## SET EXERCISE:
Copy out each line of the listing that has the word "school" in it.

• • • • • • •

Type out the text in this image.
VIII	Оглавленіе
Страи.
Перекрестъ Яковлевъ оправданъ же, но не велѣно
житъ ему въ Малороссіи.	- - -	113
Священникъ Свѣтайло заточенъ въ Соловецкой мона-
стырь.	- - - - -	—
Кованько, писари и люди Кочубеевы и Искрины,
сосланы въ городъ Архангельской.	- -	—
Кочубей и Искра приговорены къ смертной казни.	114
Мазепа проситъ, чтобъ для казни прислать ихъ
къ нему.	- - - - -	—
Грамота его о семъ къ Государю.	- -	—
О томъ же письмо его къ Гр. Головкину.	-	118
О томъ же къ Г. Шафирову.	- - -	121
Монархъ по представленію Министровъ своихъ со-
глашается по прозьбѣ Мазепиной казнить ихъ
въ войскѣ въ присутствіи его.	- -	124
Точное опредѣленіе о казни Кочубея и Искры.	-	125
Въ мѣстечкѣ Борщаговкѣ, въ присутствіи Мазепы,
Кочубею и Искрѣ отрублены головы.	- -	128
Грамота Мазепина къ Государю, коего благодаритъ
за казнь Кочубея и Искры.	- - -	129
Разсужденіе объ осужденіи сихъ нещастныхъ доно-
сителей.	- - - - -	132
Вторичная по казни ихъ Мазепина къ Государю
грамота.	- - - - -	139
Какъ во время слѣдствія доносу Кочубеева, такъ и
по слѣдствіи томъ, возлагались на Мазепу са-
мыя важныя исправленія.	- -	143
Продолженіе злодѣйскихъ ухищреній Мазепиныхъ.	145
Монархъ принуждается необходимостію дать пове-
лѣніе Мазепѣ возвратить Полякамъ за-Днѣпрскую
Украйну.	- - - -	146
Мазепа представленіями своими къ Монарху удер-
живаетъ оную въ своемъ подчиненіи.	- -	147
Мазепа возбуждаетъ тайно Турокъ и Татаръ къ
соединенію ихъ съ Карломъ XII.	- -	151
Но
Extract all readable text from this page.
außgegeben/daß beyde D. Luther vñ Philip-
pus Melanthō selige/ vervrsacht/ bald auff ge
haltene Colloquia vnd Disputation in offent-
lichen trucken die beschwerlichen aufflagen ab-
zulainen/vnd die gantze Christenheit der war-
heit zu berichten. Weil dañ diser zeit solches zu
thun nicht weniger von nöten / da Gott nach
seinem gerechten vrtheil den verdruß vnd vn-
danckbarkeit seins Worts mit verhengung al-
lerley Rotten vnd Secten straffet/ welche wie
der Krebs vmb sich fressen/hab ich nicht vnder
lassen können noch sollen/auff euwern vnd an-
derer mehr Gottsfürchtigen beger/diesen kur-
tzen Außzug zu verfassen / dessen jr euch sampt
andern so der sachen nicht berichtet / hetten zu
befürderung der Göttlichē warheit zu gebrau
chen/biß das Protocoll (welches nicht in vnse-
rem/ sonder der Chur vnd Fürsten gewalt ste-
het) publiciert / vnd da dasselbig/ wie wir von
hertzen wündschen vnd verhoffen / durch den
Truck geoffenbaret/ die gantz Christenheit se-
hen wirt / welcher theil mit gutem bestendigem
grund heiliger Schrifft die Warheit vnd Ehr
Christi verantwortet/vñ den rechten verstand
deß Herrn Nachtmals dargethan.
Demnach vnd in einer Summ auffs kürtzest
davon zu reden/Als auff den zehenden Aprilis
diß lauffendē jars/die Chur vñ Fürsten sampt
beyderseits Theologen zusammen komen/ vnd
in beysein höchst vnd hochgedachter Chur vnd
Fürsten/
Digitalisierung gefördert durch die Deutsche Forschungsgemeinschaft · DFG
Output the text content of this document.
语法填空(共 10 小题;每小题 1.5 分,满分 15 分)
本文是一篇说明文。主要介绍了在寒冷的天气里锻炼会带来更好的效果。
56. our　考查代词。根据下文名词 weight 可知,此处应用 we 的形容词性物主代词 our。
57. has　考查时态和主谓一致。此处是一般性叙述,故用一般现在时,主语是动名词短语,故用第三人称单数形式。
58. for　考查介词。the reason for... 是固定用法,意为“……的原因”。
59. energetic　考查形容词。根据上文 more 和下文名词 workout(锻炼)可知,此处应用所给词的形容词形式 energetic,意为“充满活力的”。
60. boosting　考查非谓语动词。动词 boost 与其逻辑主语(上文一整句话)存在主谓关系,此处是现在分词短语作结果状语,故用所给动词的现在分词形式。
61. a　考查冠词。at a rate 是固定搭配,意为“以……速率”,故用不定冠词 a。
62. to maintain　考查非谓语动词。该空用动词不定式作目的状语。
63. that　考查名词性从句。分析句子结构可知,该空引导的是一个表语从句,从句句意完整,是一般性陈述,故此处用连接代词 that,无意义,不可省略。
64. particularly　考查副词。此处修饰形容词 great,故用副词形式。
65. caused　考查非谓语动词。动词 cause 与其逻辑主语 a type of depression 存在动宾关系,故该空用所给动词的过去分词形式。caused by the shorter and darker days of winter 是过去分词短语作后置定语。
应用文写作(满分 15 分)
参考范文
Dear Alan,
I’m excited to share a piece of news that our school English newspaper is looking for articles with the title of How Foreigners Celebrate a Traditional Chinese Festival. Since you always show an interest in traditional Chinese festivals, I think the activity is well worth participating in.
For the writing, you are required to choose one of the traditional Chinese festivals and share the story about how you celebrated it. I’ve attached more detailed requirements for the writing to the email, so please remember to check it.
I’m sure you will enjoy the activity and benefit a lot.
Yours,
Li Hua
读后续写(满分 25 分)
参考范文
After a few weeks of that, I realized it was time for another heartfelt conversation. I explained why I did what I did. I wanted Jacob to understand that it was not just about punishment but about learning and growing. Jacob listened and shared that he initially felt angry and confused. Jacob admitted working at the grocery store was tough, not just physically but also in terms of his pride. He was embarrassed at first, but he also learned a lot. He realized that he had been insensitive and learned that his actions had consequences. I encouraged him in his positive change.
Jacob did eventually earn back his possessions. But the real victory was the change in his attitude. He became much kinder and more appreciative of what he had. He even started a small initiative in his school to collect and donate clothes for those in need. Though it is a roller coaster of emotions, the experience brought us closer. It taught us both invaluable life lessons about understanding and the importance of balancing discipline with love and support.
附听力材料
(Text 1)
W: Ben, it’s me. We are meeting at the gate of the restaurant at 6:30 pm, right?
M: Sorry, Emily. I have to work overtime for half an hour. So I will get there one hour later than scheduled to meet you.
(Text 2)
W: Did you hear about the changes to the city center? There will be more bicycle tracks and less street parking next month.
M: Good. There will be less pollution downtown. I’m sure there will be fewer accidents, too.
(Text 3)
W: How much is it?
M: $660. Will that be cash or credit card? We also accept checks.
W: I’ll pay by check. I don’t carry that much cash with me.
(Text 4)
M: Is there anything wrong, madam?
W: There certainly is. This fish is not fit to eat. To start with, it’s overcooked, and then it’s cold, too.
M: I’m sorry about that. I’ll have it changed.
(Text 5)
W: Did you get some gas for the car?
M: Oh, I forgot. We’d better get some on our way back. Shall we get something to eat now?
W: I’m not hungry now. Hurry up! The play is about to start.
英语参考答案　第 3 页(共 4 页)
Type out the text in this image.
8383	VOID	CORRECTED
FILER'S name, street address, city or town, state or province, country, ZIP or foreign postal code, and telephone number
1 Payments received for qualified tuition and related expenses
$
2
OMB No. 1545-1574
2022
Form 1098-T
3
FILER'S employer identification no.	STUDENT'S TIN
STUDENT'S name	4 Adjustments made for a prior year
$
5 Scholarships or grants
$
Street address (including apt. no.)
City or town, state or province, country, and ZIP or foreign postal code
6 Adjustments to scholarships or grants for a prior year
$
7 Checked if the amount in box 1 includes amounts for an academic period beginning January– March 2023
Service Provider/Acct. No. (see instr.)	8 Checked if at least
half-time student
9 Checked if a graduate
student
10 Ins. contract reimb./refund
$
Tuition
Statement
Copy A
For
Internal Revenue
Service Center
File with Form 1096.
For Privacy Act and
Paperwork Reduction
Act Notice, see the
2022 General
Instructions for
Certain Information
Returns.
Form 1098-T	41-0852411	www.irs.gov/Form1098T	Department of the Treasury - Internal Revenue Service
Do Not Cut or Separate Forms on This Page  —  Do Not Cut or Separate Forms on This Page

• • • • • • •

## THE SOLUTION:
I’m excited to share a piece of news that our school English newspaper is looking for articles with the title of How Foreigners Celebrate a Traditional Chinese Festival. Since you always show an interest in traditional Chinese festivals, I think the activity is well worth participating in.
Jacob did eventually earn back his possessions. But the real victory was the change in his attitude. He became much kinder and more appreciative of what he had. He even started a small initiative in his school to collect and donate clothes for those in need. Though it is a roller coaster of emotions, the experience brought us closer. It taught us both invaluable life lessons about understanding and the importance of balancing discipline with love and support.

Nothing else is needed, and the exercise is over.